■ Source records ■
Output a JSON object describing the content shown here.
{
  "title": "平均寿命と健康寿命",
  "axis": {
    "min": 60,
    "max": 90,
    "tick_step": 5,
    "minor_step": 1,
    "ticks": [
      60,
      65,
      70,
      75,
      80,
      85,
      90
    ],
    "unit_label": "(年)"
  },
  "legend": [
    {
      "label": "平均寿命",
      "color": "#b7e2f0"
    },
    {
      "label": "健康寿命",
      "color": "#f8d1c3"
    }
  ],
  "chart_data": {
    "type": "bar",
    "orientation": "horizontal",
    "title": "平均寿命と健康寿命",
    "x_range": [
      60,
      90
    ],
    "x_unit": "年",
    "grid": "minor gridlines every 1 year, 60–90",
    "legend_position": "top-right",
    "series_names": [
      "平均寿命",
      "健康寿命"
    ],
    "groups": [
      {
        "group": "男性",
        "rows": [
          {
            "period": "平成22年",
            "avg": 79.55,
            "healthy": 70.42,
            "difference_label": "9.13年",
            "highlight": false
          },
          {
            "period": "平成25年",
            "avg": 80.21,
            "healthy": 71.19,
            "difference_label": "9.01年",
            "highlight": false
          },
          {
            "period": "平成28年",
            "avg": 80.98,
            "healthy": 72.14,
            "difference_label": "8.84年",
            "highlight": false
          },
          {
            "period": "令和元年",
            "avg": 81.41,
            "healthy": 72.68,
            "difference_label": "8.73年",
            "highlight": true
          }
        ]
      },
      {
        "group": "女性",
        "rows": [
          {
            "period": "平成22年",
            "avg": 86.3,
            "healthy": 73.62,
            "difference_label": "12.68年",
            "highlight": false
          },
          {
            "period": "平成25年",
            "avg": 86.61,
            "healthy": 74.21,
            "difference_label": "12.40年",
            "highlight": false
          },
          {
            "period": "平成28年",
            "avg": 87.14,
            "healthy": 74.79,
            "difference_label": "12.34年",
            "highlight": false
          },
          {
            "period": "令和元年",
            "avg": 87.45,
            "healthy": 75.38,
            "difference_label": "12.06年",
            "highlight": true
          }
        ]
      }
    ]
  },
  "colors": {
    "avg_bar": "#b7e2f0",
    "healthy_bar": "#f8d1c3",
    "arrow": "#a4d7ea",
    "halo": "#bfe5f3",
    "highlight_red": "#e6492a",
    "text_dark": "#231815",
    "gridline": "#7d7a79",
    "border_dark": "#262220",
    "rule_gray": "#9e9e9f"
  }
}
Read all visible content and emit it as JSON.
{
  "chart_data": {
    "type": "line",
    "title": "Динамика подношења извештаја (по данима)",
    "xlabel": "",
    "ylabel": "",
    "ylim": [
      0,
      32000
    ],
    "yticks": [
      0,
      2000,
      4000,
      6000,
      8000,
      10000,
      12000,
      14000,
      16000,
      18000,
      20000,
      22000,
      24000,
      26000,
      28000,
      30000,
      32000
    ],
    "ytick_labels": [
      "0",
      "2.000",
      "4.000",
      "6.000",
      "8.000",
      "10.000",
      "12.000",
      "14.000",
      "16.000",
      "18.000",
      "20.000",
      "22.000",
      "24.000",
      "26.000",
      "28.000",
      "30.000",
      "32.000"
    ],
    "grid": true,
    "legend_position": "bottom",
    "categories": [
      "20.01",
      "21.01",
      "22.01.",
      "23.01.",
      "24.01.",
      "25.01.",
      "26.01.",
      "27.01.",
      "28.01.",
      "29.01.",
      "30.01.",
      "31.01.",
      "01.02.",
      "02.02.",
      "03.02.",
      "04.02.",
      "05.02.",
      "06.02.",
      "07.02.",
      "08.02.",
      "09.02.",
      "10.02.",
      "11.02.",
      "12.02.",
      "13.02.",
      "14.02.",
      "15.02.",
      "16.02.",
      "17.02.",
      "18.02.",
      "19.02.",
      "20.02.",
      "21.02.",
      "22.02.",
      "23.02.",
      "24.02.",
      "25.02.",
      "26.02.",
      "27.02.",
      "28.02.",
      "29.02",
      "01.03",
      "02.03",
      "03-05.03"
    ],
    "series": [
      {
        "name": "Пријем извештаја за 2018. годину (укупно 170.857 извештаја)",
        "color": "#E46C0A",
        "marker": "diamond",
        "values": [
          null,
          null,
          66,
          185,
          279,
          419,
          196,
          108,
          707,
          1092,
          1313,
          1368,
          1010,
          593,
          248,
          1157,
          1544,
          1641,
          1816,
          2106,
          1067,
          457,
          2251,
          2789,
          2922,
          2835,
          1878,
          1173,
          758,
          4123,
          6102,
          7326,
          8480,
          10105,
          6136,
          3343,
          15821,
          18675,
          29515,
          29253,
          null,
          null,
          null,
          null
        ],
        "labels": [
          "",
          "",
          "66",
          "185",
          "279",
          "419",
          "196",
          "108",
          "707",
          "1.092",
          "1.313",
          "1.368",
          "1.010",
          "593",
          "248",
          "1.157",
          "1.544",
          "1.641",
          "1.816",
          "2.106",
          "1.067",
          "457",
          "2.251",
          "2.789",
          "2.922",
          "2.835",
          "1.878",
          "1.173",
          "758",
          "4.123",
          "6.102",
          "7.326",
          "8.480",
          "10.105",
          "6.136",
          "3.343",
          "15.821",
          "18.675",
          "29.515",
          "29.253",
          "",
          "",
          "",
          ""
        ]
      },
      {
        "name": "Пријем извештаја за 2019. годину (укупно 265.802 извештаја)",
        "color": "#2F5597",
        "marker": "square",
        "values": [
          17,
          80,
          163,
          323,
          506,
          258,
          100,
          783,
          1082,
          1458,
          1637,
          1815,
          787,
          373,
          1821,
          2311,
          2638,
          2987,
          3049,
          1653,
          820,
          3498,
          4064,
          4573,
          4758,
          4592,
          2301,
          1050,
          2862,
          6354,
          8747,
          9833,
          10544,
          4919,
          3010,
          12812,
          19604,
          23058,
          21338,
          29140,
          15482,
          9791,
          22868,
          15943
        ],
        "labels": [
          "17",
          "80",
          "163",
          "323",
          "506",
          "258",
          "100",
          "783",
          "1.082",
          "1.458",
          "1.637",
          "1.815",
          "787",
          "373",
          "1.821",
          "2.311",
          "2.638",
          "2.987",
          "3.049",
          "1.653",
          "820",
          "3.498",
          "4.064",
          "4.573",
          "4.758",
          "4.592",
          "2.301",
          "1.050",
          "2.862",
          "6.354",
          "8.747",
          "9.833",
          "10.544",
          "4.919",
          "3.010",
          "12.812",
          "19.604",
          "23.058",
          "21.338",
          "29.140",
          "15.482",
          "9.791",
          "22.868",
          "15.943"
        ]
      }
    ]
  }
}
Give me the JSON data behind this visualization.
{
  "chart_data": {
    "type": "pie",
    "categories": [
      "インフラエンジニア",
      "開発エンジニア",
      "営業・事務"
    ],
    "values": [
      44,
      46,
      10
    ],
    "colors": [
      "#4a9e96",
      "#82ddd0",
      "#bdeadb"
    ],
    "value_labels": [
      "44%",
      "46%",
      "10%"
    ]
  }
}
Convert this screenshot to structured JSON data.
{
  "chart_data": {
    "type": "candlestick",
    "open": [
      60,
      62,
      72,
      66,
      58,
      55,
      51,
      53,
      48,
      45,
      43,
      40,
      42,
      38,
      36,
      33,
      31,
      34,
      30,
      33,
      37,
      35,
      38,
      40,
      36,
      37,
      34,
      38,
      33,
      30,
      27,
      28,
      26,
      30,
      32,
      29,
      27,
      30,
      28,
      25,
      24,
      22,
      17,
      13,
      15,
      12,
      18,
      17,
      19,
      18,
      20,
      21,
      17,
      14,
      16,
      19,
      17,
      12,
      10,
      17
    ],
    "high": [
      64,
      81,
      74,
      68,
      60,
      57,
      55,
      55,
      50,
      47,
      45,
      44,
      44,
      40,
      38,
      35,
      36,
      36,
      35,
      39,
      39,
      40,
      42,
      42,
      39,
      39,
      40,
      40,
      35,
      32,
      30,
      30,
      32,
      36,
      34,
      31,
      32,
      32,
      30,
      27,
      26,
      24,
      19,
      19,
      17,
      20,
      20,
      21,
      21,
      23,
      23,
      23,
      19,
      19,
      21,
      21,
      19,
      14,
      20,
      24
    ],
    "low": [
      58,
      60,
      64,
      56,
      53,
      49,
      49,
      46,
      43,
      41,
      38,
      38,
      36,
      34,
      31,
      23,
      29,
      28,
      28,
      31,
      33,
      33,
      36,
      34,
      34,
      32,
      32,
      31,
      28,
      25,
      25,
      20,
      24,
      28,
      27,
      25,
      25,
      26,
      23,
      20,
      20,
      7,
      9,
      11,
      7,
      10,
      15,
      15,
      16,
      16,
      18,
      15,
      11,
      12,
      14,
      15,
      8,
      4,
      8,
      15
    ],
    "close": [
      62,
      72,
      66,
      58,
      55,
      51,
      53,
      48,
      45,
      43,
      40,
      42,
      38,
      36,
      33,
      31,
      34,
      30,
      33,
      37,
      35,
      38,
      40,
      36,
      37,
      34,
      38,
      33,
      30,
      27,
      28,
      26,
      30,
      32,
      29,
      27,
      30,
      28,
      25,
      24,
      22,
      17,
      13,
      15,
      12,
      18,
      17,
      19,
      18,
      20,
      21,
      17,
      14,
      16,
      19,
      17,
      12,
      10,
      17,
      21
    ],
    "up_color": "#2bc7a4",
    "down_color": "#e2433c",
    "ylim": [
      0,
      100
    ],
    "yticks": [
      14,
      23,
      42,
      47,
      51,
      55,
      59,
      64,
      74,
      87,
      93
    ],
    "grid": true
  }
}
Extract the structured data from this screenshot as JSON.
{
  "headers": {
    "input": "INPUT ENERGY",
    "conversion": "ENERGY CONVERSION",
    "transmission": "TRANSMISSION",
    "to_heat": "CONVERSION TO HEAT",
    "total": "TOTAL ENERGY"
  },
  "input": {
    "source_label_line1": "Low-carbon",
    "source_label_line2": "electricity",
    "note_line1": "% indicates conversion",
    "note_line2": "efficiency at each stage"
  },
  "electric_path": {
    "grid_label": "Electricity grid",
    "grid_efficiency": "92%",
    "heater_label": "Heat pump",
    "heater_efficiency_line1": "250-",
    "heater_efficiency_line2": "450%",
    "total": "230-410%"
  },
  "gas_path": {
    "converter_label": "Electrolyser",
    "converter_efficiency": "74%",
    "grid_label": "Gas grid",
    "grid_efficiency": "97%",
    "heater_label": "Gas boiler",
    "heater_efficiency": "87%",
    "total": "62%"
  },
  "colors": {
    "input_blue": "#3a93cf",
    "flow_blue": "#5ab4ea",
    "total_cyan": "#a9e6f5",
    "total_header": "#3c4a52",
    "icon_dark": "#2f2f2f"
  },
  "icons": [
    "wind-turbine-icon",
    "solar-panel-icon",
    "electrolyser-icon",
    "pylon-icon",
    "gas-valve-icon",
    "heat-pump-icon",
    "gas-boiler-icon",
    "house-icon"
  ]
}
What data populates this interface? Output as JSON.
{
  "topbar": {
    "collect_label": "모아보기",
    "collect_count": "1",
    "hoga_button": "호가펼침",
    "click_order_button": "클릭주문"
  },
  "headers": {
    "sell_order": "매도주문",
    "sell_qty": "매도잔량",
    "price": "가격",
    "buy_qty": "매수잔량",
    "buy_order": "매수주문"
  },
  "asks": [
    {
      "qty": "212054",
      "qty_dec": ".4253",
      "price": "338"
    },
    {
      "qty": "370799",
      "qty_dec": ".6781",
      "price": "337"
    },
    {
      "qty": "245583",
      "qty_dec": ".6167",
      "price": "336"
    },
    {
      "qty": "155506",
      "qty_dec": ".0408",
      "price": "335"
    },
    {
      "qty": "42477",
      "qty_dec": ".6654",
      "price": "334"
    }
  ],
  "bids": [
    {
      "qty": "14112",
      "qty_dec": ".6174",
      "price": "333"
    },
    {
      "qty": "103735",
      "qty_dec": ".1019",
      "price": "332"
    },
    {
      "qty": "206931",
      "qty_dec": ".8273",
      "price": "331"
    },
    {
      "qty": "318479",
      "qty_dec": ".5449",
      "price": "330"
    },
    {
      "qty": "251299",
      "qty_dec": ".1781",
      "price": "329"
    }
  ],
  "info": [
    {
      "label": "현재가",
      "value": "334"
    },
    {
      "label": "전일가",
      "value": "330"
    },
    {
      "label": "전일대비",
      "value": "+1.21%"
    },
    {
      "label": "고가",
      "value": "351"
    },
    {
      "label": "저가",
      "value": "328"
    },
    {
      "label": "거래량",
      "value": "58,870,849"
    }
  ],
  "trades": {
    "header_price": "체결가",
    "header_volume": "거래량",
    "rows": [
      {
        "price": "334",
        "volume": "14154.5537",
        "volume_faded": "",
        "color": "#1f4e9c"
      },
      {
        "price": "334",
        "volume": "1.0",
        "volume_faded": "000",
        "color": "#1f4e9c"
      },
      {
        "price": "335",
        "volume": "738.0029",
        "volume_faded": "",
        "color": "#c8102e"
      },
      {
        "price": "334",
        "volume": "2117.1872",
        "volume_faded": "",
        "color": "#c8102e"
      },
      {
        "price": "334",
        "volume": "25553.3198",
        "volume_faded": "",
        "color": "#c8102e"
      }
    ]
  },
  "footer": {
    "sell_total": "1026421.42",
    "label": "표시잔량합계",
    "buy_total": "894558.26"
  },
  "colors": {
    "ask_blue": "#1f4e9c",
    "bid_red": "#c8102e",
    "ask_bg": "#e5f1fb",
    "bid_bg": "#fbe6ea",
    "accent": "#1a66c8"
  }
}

■ Work to be completed ■
Show, from the listing above, each line that contains the word "ENERGY".

■ Reply ■
    "input": "INPUT ENERGY",
    "conversion": "ENERGY CONVERSION",
    "total": "TOTAL ENERGY"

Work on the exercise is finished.